Data entries for graphics:
^^^^^^^^^^^^^^^^
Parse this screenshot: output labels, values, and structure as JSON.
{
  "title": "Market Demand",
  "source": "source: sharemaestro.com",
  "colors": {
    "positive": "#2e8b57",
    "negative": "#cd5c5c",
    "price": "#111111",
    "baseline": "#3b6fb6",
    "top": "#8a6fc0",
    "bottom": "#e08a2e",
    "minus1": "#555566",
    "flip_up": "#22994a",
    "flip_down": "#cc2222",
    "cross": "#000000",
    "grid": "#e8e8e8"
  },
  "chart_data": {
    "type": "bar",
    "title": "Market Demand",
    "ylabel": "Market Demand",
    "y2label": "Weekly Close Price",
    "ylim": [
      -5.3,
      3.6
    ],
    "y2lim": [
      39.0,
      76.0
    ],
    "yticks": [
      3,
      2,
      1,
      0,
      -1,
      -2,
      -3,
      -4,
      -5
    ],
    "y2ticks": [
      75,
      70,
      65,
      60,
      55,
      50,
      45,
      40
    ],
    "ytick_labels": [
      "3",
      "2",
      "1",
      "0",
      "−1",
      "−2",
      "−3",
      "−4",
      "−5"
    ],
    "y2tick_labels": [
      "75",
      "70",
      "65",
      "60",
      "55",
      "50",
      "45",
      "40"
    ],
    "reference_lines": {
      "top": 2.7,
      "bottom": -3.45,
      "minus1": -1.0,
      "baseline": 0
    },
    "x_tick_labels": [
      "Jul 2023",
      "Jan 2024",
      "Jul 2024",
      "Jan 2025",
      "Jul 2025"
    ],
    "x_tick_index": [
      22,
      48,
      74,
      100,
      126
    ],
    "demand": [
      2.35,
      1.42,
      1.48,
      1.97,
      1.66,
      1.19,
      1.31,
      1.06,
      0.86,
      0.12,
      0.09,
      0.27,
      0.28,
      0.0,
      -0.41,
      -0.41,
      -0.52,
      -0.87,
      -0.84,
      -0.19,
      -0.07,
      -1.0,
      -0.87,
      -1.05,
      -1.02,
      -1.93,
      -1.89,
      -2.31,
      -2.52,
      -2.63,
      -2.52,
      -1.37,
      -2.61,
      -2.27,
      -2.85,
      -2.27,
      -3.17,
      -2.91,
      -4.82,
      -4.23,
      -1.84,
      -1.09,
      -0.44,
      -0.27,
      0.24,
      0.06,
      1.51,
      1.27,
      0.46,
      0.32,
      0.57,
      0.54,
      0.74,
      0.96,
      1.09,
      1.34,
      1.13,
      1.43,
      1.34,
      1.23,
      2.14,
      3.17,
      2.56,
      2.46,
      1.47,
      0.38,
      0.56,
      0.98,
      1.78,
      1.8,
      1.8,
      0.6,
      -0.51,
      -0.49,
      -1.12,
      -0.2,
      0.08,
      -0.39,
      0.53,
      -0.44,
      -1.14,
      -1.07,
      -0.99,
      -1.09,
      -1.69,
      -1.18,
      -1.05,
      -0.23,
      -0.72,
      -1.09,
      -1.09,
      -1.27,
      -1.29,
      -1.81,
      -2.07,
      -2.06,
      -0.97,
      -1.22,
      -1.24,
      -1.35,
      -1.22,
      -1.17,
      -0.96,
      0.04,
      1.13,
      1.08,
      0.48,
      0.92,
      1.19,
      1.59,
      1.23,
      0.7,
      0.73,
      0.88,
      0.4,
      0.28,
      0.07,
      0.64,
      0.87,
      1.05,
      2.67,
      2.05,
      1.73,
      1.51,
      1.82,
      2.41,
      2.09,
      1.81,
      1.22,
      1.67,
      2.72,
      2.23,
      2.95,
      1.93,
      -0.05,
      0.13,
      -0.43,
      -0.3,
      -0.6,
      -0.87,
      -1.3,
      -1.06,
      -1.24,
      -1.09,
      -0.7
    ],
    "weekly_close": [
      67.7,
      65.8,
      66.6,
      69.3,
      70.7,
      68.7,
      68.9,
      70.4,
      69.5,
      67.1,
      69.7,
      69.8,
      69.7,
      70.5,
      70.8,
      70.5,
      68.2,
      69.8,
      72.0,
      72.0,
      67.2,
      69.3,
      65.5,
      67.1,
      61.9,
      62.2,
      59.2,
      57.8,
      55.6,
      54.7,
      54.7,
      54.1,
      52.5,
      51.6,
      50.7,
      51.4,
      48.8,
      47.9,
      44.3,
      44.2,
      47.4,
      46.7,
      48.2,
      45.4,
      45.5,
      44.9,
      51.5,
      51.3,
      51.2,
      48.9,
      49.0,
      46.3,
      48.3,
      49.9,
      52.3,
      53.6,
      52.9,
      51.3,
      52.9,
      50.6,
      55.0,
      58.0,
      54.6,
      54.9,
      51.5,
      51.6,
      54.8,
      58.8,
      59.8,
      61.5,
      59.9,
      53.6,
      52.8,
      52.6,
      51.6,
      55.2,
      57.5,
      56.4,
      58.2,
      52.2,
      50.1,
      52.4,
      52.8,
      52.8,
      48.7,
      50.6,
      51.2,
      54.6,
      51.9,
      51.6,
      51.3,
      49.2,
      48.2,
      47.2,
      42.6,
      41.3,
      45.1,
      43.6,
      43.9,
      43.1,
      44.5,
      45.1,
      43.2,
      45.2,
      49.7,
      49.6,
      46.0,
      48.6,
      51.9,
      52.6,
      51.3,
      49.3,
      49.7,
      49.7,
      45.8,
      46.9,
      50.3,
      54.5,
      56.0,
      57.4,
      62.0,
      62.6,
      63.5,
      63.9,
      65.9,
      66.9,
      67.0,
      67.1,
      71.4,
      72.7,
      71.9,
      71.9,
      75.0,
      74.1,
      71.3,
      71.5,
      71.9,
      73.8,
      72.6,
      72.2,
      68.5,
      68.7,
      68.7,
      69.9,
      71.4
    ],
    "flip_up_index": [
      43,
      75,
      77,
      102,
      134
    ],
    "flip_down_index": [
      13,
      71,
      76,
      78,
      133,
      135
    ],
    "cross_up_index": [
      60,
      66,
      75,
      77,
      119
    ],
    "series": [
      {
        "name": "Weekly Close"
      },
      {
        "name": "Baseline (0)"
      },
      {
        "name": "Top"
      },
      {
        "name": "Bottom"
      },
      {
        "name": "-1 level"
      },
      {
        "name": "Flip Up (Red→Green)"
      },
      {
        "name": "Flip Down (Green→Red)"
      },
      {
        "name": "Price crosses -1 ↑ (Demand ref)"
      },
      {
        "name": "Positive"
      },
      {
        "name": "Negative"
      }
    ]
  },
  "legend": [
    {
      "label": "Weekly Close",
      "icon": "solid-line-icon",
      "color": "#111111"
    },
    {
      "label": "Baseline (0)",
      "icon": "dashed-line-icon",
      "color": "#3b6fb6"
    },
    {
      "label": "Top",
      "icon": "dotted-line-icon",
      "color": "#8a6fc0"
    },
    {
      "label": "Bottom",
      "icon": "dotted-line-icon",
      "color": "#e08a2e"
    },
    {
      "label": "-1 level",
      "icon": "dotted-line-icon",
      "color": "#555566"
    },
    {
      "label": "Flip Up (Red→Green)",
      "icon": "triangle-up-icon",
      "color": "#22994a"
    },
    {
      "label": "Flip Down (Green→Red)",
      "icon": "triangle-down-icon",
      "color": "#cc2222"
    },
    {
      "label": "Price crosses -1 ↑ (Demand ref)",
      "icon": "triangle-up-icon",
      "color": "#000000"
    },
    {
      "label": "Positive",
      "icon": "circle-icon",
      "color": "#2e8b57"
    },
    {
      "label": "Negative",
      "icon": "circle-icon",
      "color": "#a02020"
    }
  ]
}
^^^^^^^^^^^^^^^^
▶ **What you have to do**: Tally up the lines in the preceding listing that contain the string "crosses". Respond with the number and nothing else.

▶ **Solution**: 2